Find the string "orime" and gather every line that holds it.

» **Stored records**:
# # # # # # #
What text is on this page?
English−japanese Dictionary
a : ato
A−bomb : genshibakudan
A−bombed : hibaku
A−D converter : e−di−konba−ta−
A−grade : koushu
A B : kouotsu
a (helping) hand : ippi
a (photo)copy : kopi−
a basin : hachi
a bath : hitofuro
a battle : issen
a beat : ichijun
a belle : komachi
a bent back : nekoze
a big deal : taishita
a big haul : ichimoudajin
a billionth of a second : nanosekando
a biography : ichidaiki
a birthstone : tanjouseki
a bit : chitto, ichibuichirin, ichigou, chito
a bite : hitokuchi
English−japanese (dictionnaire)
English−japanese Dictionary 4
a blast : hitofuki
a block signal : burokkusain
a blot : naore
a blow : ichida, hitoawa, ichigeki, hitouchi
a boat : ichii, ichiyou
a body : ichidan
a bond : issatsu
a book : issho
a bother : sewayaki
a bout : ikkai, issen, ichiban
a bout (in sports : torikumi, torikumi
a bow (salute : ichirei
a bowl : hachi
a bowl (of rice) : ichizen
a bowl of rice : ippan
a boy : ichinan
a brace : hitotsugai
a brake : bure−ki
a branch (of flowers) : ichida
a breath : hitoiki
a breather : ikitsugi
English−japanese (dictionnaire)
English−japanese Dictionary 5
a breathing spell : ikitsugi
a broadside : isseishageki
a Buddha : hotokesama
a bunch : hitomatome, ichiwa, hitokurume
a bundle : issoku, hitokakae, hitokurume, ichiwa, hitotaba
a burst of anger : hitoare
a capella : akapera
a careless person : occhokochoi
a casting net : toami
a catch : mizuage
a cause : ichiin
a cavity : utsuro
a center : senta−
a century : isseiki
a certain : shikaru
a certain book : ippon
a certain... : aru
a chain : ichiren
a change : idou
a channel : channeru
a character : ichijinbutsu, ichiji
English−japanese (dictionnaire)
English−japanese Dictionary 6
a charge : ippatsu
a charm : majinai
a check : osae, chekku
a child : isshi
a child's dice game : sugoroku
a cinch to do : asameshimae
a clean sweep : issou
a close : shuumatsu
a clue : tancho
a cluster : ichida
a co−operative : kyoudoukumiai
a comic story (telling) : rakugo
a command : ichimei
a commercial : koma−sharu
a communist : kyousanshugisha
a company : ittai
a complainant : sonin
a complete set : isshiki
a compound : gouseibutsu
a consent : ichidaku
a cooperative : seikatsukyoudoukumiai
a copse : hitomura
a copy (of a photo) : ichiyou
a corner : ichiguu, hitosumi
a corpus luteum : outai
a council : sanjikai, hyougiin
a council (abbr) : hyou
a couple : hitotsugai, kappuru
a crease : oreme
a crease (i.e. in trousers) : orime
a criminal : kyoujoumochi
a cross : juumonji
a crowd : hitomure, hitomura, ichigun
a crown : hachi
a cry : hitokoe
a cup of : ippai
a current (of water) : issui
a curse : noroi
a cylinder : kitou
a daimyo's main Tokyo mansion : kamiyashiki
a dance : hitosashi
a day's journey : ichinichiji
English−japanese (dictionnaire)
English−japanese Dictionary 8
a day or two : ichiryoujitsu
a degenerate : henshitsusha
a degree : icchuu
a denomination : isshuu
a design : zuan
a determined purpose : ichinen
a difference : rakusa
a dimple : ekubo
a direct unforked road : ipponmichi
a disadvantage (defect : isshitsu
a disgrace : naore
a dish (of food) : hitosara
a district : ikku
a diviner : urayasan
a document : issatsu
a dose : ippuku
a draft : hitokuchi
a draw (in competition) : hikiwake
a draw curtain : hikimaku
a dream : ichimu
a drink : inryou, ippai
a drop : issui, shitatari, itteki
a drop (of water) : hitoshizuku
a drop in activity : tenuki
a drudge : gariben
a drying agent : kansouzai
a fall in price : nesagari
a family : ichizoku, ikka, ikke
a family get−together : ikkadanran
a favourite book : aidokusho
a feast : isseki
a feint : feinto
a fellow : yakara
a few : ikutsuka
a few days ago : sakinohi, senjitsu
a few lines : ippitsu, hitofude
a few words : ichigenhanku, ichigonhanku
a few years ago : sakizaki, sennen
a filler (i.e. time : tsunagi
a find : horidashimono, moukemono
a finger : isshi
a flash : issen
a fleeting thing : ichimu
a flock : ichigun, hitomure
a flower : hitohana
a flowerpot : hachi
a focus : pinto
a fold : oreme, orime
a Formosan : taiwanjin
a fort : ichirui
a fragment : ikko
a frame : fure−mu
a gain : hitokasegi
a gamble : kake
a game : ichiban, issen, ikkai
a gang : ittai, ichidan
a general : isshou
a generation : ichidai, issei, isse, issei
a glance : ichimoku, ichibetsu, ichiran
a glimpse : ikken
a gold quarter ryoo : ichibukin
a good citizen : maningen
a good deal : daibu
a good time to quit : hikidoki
# # # # # # #
» **Written solution**:
a crease (i.e. in trousers) : orime
a fold : oreme, orime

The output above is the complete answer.